> [Goal]
Identify each line below containing the string "Способен" and copy it.
** Start of Task material **
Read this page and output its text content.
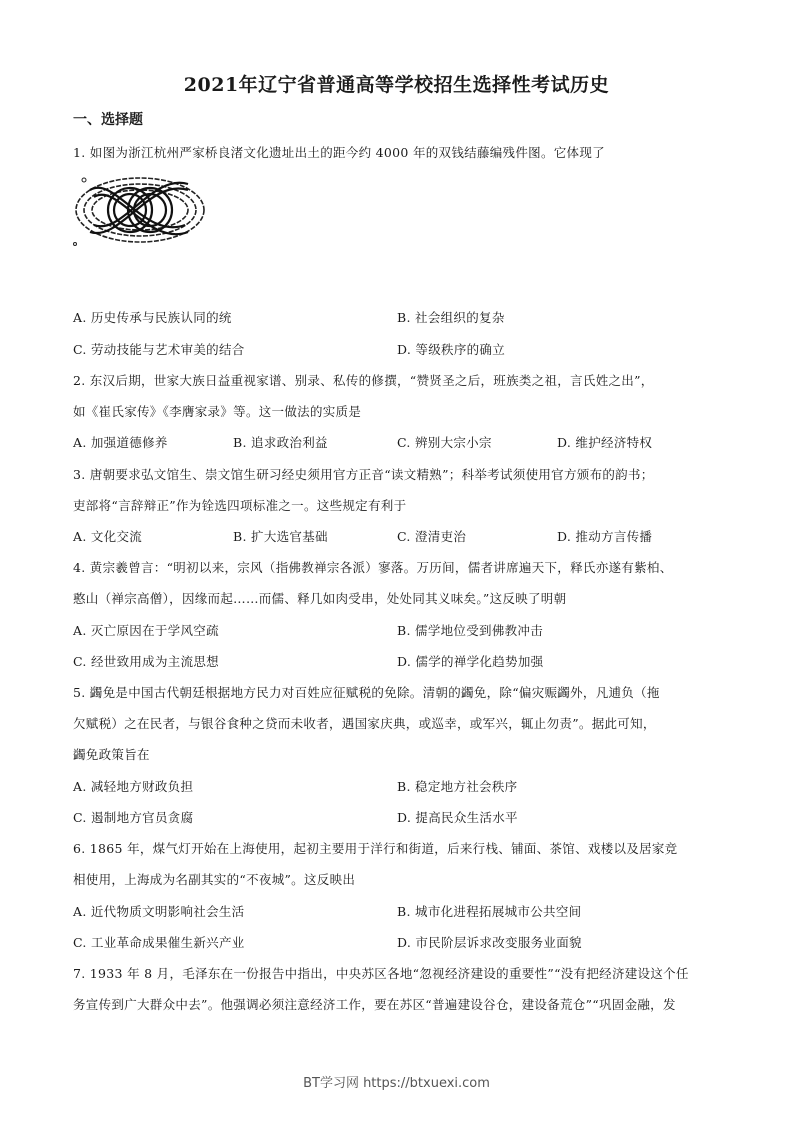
2021年辽宁省普通高等学校招生选择性考试历史
一、选择题
1. 如图为浙江杭州严家桥良渚文化遗址出土的距今约 4000 年的双钱结藤编残件图。它体现了
A. 历史传承与民族认同的统	B. 社会组织的复杂
C. 劳动技能与艺术审美的结合	D. 等级秩序的确立
2. 东汉后期，世家大族日益重视家谱、别录、私传的修撰，“赞贤圣之后，班族类之祖，言氏姓之出”，
如《崔氏家传》《李膺家录》等。这一做法的实质是
A. 加强道德修养	B. 追求政治利益	C. 辨别大宗小宗	D. 维护经济特权
3. 唐朝要求弘文馆生、崇文馆生研习经史须用官方正音“读文精熟”；科举考试须使用官方颁布的韵书；
吏部将“言辞辩正”作为铨选四项标准之一。这些规定有利于
A. 文化交流	B. 扩大选官基础	C. 澄清吏治	D. 推动方言传播
4. 黄宗羲曾言：“明初以来，宗风（指佛教禅宗各派）寥落。万历间，儒者讲席遍天下，释氏亦遂有紫柏、
憨山（禅宗高僧），因缘而起……而儒、释几如肉受串，处处同其义味矣。”这反映了明朝
A. 灭亡原因在于学风空疏	B. 儒学地位受到佛教冲击
C. 经世致用成为主流思想	D. 儒学的禅学化趋势加强
5. 蠲免是中国古代朝廷根据地方民力对百姓应征赋税的免除。清朝的蠲免，除“偏灾赈蠲外，凡逋负（拖
欠赋税）之在民者，与银谷食种之贷而未收者，遇国家庆典，或巡幸，或军兴，辄止勿责”。据此可知，
蠲免政策旨在
A. 减轻地方财政负担	B. 稳定地方社会秩序
C. 遏制地方官员贪腐	D. 提高民众生活水平
6. 1865 年，煤气灯开始在上海使用，起初主要用于洋行和街道，后来行栈、铺面、茶馆、戏楼以及居家竞
相使用，上海成为名副其实的“不夜城”。这反映出
A. 近代物质文明影响社会生活	B. 城市化进程拓展城市公共空间
C. 工业革命成果催生新兴产业	D. 市民阶层诉求改变服务业面貌
7. 1933 年 8 月，毛泽东在一份报告中指出，中央苏区各地“忽视经济建设的重要性”“没有把经济建设这个任
务宣传到广大群众中去”。他强调必须注意经济工作，要在苏区“普遍建设谷仓，建设备荒仓”“巩固金融，发
BT学习网 https://btxuexi.com
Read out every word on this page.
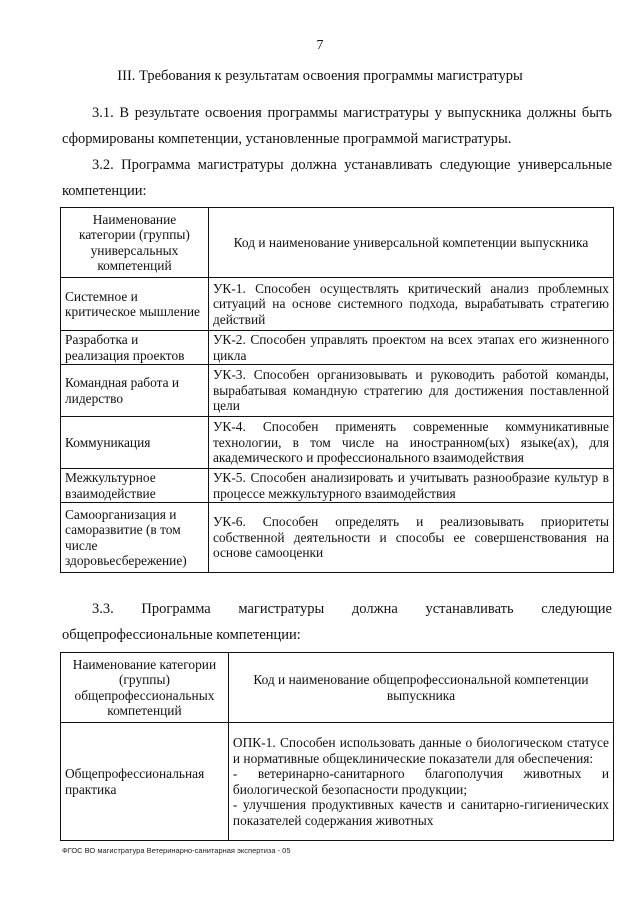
7
III. Требования к результатам освоения программы магистратуры
3.1. В результате освоения программы магистратуры у выпускника должны быть сформированы компетенции, установленные программой магистратуры.
3.2. Программа магистратуры должна устанавливать следующие универсальные компетенции:
Наименование категории (группы) универсальных компетенций	Код и наименование универсальной компетенции выпускника
Системное и критическое мышление	УК-1. Способен осуществлять критический анализ проблемных ситуаций на основе системного подхода, вырабатывать стратегию действий
Разработка и реализация проектов	УК-2. Способен управлять проектом на всех этапах его жизненного цикла
Командная работа и лидерство	УК-3. Способен организовывать и руководить работой команды, вырабатывая командную стратегию для достижения поставленной цели
Коммуникация	УК-4. Способен применять современные коммуникативные технологии, в том числе на иностранном(ых) языке(ах), для академического и профессионального взаимодействия
Межкультурное взаимодействие	УК-5. Способен анализировать и учитывать разнообразие культур в процессе межкультурного взаимодействия
Самоорганизация и саморазвитие (в том числе здоровьесбережение)	УК-6. Способен определять и реализовывать приоритеты собственной деятельности и способы ее совершенствования на основе самооценки
3.3. Программа магистратуры должна устанавливать следующие
общепрофессиональные компетенции:
Наименование категории (группы) общепрофессиональных компетенций	Код и наименование общепрофессиональной компетенции выпускника
Общепрофессиональная практика	ОПК-1. Способен использовать данные о биологическом статусе и нормативные общеклинические показатели для обеспечения:
- ветеринарно-санитарного благополучия животных и биологической безопасности продукции;
- улучшения продуктивных качеств и санитарно-гигиенических показателей содержания животных
ФГОС ВО магистратура Ветеринарно-санитарная экспертиза - 05
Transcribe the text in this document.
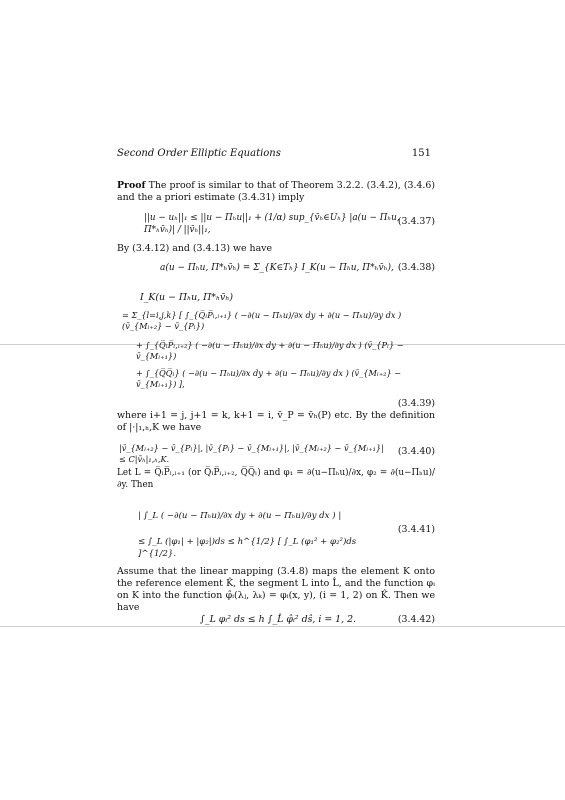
Second Order Elliptic Equations	151
Proof The proof is similar to that of Theorem 3.2.2. (3.4.2), (3.4.6) and the a priori estimate (3.4.31) imply
||u − uₕ||₁ ≤ ||u − Πₕu||₁ + (1/α) sup_{v̄ₕ∈Uₕ} |a(u − Πₕu, Π*ₕv̄ₕ)| / ||v̄ₕ||₁,
(3.4.37)
By (3.4.12) and (3.4.13) we have
a(u − Πₕu, Π*ₕv̄ₕ) = Σ_{K∈Tₕ} I_K(u − Πₕu, Π*ₕv̄ₕ), (3.4.38)
I_K(u − Πₕu, Π*ₕv̄ₕ)
= Σ_{l=i,j,k} [ ∫_{Q̅ₗP̅ₗ,ₗ₊₁} ( −∂(u − Πₕu)/∂x dy + ∂(u − Πₕu)/∂y dx ) (v̄_{Mₗ₊₂} − v̄_{Pₗ})
+ ∫_{Q̅ₗP̅ₗ,ₗ₊₂} ( −∂(u − Πₕu)/∂x dy + ∂(u − Πₕu)/∂y dx ) (v̄_{Pₗ} − v̄_{Mₗ₊₁})
+ ∫_{Q̅Q̅ₗ} ( −∂(u − Πₕu)/∂x dy + ∂(u − Πₕu)/∂y dx ) (v̄_{Mₗ₊₂} − v̄_{Mₗ₊₁}) ],
(3.4.39)
where i+1 = j, j+1 = k, k+1 = i, v̄_P = v̄ₕ(P) etc. By the definition of |·|₁,ₕ,K we have
|v̄_{Mₗ₊₂} − v̄_{Pₗ}|, |v̄_{Pₗ} − v̄_{Mₗ₊₁}|, |v̄_{Mₗ₊₂} − v̄_{Mₗ₊₁}| ≤ C|v̄ₕ|₁,ₕ,K.
(3.4.40)
Let L = Q̅ₗP̅ₗ,ₗ₊₁ (or Q̅ₗP̅ₗ,ₗ₊₂, Q̅Q̅ₗ) and φ₁ = ∂(u−Πₕu)/∂x, φ₂ = ∂(u−Πₕu)/∂y. Then
| ∫_L ( −∂(u − Πₕu)/∂x dy + ∂(u − Πₕu)/∂y dx ) |
≤ ∫_L (|φ₁| + |φ₂|)ds ≤ h^{1/2} [ ∫_L (φ₁² + φ₂²)ds ]^{1/2}.
(3.4.41)
Assume that the linear mapping (3.4.8) maps the element K onto the reference element K̂, the segment L into L̂, and the function φᵢ on K into the function φ̂ᵢ(λⱼ, λₖ) = φᵢ(x, y), (i = 1, 2) on K̂. Then we have
∫_L φᵢ² ds ≤ h ∫_L̂ φ̂ᵢ² dŝ, i = 1, 2.	(3.4.42)
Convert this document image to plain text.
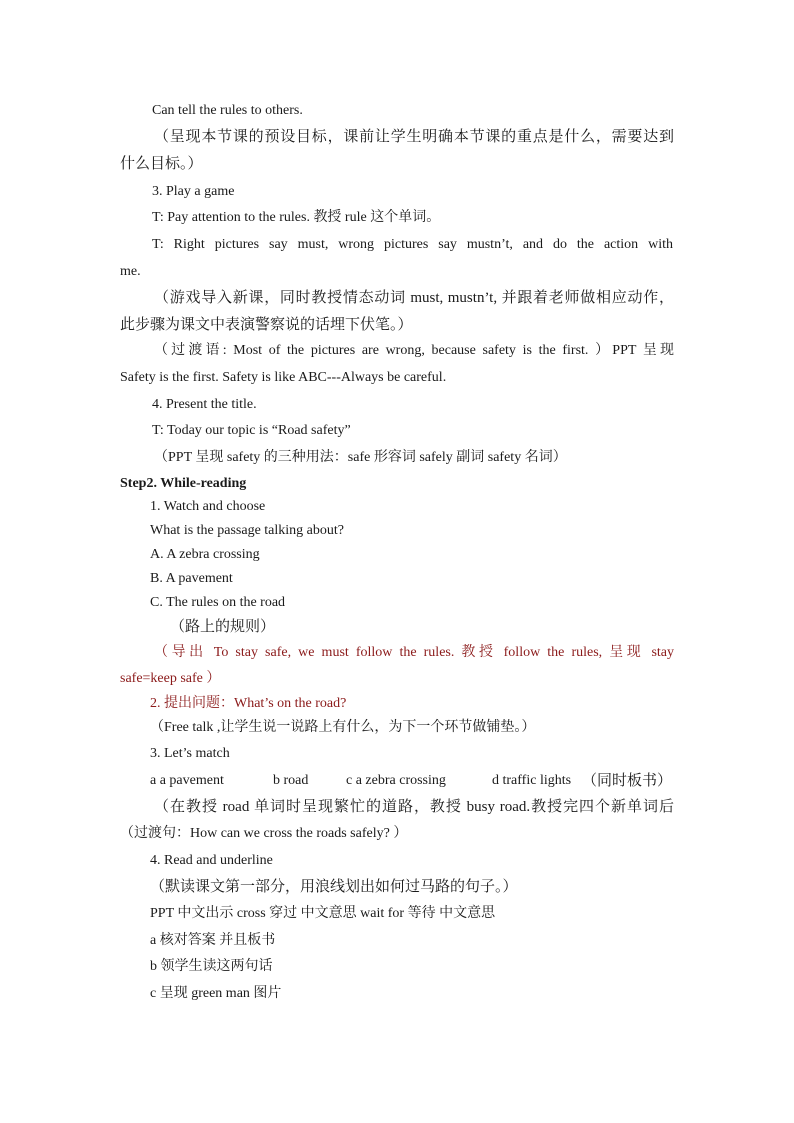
Can tell the rules to others.
（呈现本节课的预设目标，课前让学生明确本节课的重点是什么，需要达到
什么目标。）
3. Play a game
T: Pay attention to the rules. 教授 rule 这个单词。
T: Right pictures say must, wrong pictures say mustn’t, and do the action with
me.
（游戏导入新课，同时教授情态动词 must, mustn’t, 并跟着老师做相应动作，
此步骤为课文中表演警察说的话埋下伏笔。）
（过渡语: Most of the pictures are wrong, because safety is the first. ）PPT 呈现
Safety is the first. Safety is like ABC---Always be careful.
4. Present the title.
T: Today our topic is “Road safety”
（PPT 呈现 safety 的三种用法：safe 形容词 safely 副词 safety 名词）
Step2. While-reading
1. Watch and choose
What is the passage talking about?
A. A zebra crossing
B. A pavement
C. The rules on the road
（路上的规则）
（导出 To stay safe, we must follow the rules. 教授 follow the rules, 呈现 stay
safe=keep safe ）
2. 提出问题：What’s on the road?
（Free talk ,让学生说一说路上有什么，为下一个环节做铺垫。）
3. Let’s match
a a pavement	b road	c a zebra crossing	d traffic lights （同时板书）
（在教授 road 单词时呈现繁忙的道路，教授 busy road.教授完四个新单词后
（过渡句：How can we cross the roads safely? ）
4. Read and underline
（默读课文第一部分，用浪线划出如何过马路的句子。）
PPT 中文出示 cross 穿过 中文意思 wait for 等待 中文意思
a 核对答案 并且板书
b 领学生读这两句话
c 呈现 green man 图片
** End of Task material **
> [Result of the exercise]
Системное и критическое мышление	УК-1. Способен осуществлять критический анализ проблемных ситуаций на основе системного подхода, вырабатывать стратегию действий
Разработка и реализация проектов	УК-2. Способен управлять проектом на всех этапах его жизненного цикла
Командная работа и лидерство	УК-3. Способен организовывать и руководить работой команды, вырабатывая командную стратегию для достижения поставленной цели
Коммуникация	УК-4. Способен применять современные коммуникативные технологии, в том числе на иностранном(ых) языке(ах), для академического и профессионального взаимодействия
Межкультурное взаимодействие	УК-5. Способен анализировать и учитывать разнообразие культур в процессе межкультурного взаимодействия
Самоорганизация и саморазвитие (в том числе здоровьесбережение)	УК-6. Способен определять и реализовывать приоритеты собственной деятельности и способы ее совершенствования на основе самооценки
Общепрофессиональная практика	ОПК-1. Способен использовать данные о биологическом статусе и нормативные общеклинические показатели для обеспечения:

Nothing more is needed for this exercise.